━━ Provided data

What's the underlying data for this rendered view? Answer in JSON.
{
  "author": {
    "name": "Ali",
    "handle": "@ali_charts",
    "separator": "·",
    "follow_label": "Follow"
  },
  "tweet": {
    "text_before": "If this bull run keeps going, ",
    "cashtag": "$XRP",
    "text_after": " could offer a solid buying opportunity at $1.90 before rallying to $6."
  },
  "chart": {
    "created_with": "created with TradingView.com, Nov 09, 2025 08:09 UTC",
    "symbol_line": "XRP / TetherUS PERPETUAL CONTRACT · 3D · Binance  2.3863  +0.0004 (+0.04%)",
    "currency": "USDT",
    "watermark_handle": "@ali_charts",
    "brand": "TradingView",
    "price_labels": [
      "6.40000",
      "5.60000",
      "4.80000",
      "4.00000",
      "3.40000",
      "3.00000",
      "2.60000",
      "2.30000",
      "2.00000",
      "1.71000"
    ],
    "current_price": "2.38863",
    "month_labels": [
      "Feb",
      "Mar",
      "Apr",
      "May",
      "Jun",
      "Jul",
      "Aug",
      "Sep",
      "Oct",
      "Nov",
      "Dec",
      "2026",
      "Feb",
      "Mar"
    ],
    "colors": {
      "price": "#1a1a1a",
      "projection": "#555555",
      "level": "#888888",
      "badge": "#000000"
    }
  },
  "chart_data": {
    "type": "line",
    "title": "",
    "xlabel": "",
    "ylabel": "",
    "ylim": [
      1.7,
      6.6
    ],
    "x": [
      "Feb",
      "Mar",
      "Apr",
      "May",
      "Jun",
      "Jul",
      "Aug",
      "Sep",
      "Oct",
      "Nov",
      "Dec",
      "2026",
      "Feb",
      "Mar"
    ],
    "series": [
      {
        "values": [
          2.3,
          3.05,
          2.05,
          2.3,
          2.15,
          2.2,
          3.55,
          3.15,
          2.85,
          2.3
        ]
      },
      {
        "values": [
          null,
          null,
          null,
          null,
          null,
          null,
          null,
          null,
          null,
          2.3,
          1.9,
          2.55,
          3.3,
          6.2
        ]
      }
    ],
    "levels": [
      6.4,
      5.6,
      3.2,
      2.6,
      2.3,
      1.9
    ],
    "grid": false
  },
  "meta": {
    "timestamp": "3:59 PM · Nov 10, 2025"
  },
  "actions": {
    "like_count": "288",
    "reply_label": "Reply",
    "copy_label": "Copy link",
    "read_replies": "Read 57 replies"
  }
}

━━━━

# What this task involves
Reply with only the number of lines in the material above where the string "TradingView" appears.

# Worked solution
2